**Task prompt**
Every record below should be printed exactly as it appears.

-----

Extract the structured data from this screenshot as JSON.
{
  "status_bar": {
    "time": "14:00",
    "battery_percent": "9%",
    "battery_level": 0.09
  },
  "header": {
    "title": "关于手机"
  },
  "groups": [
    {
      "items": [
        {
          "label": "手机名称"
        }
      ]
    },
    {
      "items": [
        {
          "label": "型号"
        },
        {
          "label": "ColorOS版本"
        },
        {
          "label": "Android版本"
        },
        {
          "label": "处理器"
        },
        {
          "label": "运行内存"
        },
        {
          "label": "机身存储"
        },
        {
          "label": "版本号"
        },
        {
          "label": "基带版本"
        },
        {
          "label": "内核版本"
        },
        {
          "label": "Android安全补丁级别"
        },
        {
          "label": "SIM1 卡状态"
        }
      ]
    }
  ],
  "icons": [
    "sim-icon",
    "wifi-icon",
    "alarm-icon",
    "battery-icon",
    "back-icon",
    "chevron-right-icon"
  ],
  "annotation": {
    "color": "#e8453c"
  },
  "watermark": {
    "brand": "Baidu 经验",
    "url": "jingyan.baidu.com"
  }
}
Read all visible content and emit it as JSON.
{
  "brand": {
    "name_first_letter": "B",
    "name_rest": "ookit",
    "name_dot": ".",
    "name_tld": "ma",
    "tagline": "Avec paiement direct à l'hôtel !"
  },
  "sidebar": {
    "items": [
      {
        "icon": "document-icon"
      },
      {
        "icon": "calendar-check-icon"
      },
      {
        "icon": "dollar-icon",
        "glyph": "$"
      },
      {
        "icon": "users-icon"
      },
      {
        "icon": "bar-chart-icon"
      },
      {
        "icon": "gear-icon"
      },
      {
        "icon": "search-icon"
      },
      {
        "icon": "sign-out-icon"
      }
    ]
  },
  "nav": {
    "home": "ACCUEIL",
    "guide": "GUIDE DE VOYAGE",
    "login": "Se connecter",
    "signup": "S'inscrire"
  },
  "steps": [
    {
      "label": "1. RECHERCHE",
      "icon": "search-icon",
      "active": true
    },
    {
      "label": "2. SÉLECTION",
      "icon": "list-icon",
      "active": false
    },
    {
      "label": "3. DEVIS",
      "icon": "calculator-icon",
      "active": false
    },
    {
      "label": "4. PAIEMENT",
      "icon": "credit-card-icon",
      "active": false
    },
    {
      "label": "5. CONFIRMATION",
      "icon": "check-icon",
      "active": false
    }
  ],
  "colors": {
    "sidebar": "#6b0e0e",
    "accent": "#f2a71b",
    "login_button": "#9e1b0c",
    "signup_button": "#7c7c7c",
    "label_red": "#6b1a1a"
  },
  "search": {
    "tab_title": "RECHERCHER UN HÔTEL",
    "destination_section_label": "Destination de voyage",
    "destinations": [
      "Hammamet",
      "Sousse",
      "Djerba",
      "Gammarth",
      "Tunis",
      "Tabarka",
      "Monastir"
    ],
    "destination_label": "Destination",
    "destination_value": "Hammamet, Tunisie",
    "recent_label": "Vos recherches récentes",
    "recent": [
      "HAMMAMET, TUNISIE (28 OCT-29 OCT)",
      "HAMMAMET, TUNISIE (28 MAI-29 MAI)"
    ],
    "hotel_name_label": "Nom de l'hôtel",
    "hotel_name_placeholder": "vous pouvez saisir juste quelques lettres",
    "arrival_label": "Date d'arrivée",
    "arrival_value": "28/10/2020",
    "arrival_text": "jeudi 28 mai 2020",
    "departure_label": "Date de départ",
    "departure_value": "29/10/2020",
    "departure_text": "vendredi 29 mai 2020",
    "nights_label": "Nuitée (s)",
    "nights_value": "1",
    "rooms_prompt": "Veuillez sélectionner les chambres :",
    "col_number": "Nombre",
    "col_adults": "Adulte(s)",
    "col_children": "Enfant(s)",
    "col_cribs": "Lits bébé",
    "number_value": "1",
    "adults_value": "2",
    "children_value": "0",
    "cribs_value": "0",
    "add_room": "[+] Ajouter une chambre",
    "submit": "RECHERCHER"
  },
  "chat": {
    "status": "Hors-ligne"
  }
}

-----

**Exercise result**
Extract the structured data from this screenshot as JSON.
{
  "status_bar": {
    "time": "14:00",
    "battery_percent": "9%",
    "battery_level": 0.09
  },
  "header": {
    "title": "关于手机"
  },
  "groups": [
    {
      "items": [
        {
          "label": "手机名称"
        }
      ]
    },
    {
      "items": [
        {
          "label": "型号"
        },
        {
          "label": "ColorOS版本"
        },
        {
          "label": "Android版本"
        },
        {
          "label": "处理器"
        },
        {
          "label": "运行内存"
        },
        {
          "label": "机身存储"
        },
        {
          "label": "版本号"
        },
        {
          "label": "基带版本"
        },
        {
          "label": "内核版本"
        },
        {
          "label": "Android安全补丁级别"
        },
        {
          "label": "SIM1 卡状态"
        }
      ]
    }
  ],
  "icons": [
    "sim-icon",
    "wifi-icon",
    "alarm-icon",
    "battery-icon",
    "back-icon",
    "chevron-right-icon"
  ],
  "annotation": {
    "color": "#e8453c"
  },
  "watermark": {
    "brand": "Baidu 经验",
    "url": "jingyan.baidu.com"
  }
}
Read all visible content and emit it as JSON.
{
  "brand": {
    "name_first_letter": "B",
    "name_rest": "ookit",
    "name_dot": ".",
    "name_tld": "ma",
    "tagline": "Avec paiement direct à l'hôtel !"
  },
  "sidebar": {
    "items": [
      {
        "icon": "document-icon"
      },
      {
        "icon": "calendar-check-icon"
      },
      {
        "icon": "dollar-icon",
        "glyph": "$"
      },
      {
        "icon": "users-icon"
      },
      {
        "icon": "bar-chart-icon"
      },
      {
        "icon": "gear-icon"
      },
      {
        "icon": "search-icon"
      },
      {
        "icon": "sign-out-icon"
      }
    ]
  },
  "nav": {
    "home": "ACCUEIL",
    "guide": "GUIDE DE VOYAGE",
    "login": "Se connecter",
    "signup": "S'inscrire"
  },
  "steps": [
    {
      "label": "1. RECHERCHE",
      "icon": "search-icon",
      "active": true
    },
    {
      "label": "2. SÉLECTION",
      "icon": "list-icon",
      "active": false
    },
    {
      "label": "3. DEVIS",
      "icon": "calculator-icon",
      "active": false
    },
    {
      "label": "4. PAIEMENT",
      "icon": "credit-card-icon",
      "active": false
    },
    {
      "label": "5. CONFIRMATION",
      "icon": "check-icon",
      "active": false
    }
  ],
  "colors": {
    "sidebar": "#6b0e0e",
    "accent": "#f2a71b",
    "login_button": "#9e1b0c",
    "signup_button": "#7c7c7c",
    "label_red": "#6b1a1a"
  },
  "search": {
    "tab_title": "RECHERCHER UN HÔTEL",
    "destination_section_label": "Destination de voyage",
    "destinations": [
      "Hammamet",
      "Sousse",
      "Djerba",
      "Gammarth",
      "Tunis",
      "Tabarka",
      "Monastir"
    ],
    "destination_label": "Destination",
    "destination_value": "Hammamet, Tunisie",
    "recent_label": "Vos recherches récentes",
    "recent": [
      "HAMMAMET, TUNISIE (28 OCT-29 OCT)",
      "HAMMAMET, TUNISIE (28 MAI-29 MAI)"
    ],
    "hotel_name_label": "Nom de l'hôtel",
    "hotel_name_placeholder": "vous pouvez saisir juste quelques lettres",
    "arrival_label": "Date d'arrivée",
    "arrival_value": "28/10/2020",
    "arrival_text": "jeudi 28 mai 2020",
    "departure_label": "Date de départ",
    "departure_value": "29/10/2020",
    "departure_text": "vendredi 29 mai 2020",
    "nights_label": "Nuitée (s)",
    "nights_value": "1",
    "rooms_prompt": "Veuillez sélectionner les chambres :",
    "col_number": "Nombre",
    "col_adults": "Adulte(s)",
    "col_children": "Enfant(s)",
    "col_cribs": "Lits bébé",
    "number_value": "1",
    "adults_value": "2",
    "children_value": "0",
    "cribs_value": "0",
    "add_room": "[+] Ajouter une chambre",
    "submit": "RECHERCHER"
  },
  "chat": {
    "status": "Hors-ligne"
  }
}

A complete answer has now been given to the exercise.